Quote all of the data exactly as given. Skip every picture it contains.
----------
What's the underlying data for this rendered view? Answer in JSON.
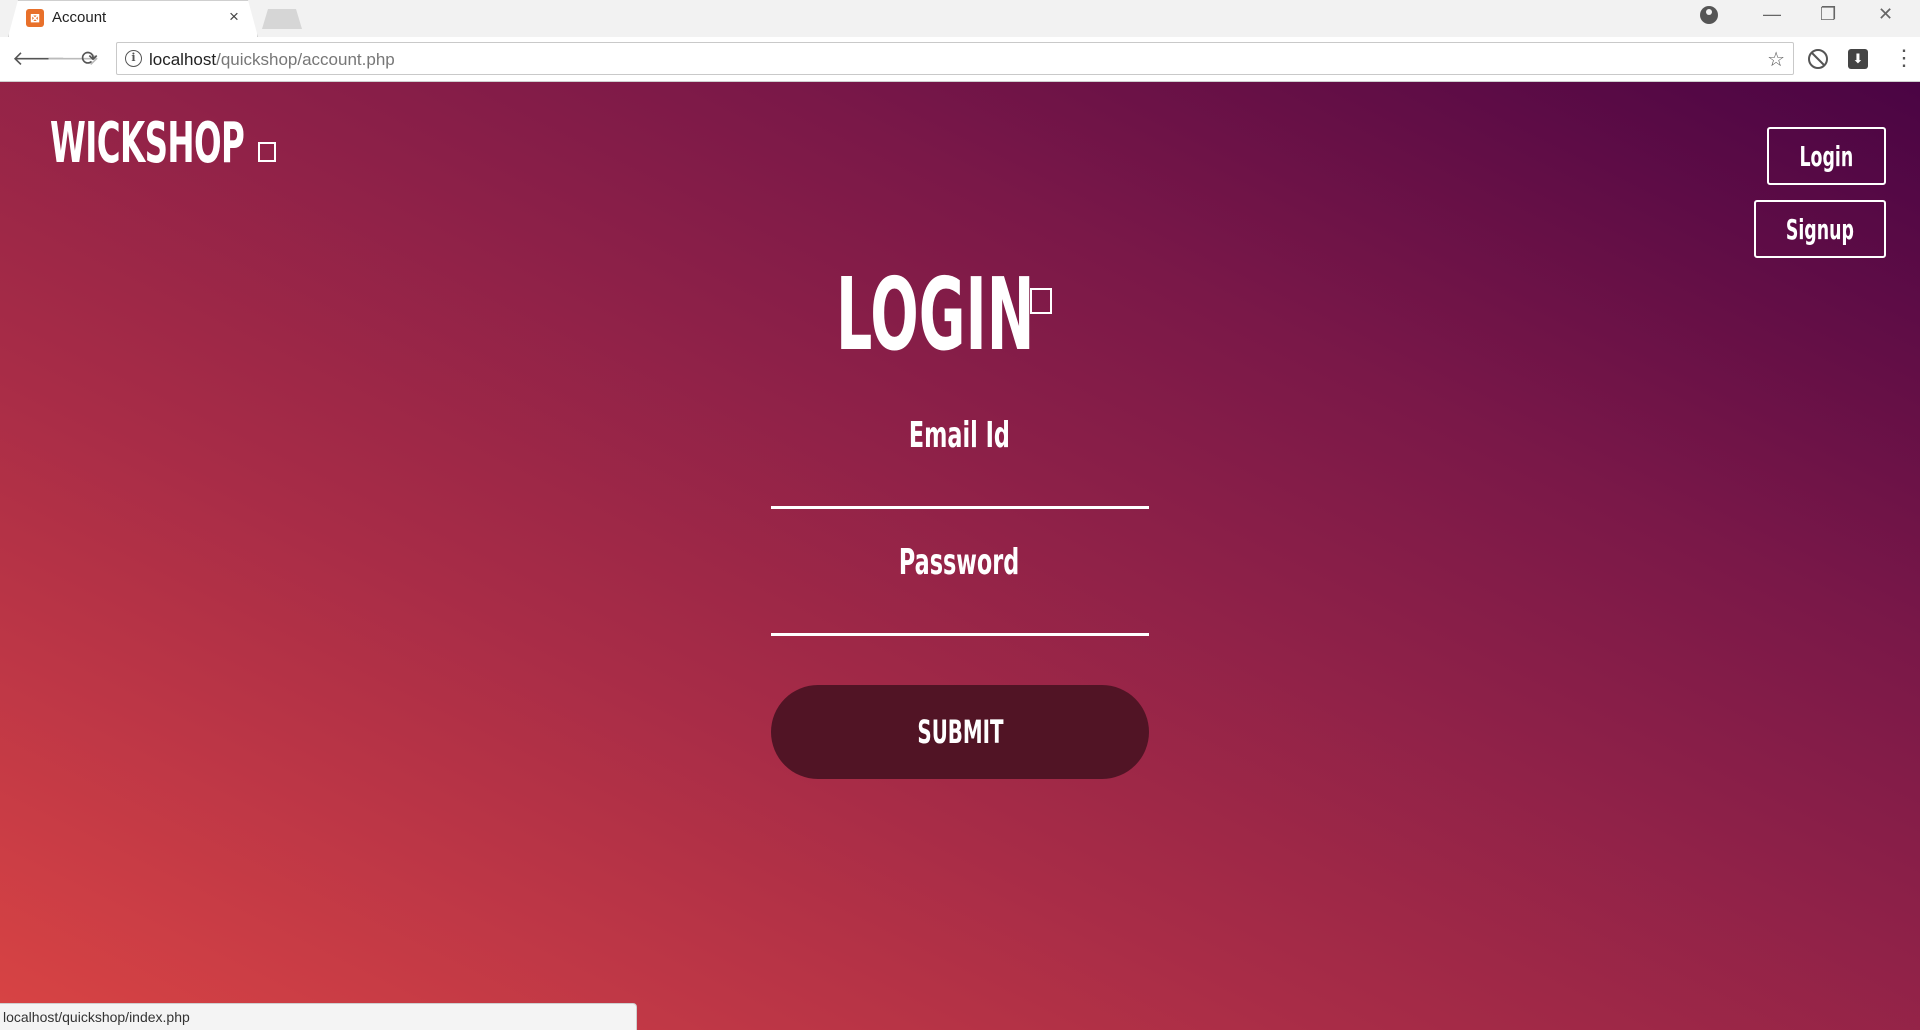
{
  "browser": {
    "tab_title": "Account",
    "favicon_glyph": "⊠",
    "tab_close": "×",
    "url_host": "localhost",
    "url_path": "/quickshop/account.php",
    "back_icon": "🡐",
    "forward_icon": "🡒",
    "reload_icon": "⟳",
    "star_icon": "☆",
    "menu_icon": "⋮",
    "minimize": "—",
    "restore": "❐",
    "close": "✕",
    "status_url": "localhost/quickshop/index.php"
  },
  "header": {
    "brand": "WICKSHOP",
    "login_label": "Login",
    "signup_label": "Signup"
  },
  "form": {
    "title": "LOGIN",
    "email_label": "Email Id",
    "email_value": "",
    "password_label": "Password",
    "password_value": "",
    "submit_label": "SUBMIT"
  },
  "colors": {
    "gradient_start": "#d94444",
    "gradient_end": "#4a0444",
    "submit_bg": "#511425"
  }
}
----------
**Output of the task:**
What's the underlying data for this rendered view? Answer in JSON.
{
  "browser": {
    "tab_title": "Account",
    "favicon_glyph": "⊠",
    "tab_close": "×",
    "url_host": "localhost",
    "url_path": "/quickshop/account.php",
    "back_icon": "🡐",
    "forward_icon": "🡒",
    "reload_icon": "⟳",
    "star_icon": "☆",
    "menu_icon": "⋮",
    "minimize": "—",
    "restore": "❐",
    "close": "✕",
    "status_url": "localhost/quickshop/index.php"
  },
  "header": {
    "brand": "WICKSHOP",
    "login_label": "Login",
    "signup_label": "Signup"
  },
  "form": {
    "title": "LOGIN",
    "email_label": "Email Id",
    "email_value": "",
    "password_label": "Password",
    "password_value": "",
    "submit_label": "SUBMIT"
  },
  "colors": {
    "gradient_start": "#d94444",
    "gradient_end": "#4a0444",
    "submit_bg": "#511425"
  }
}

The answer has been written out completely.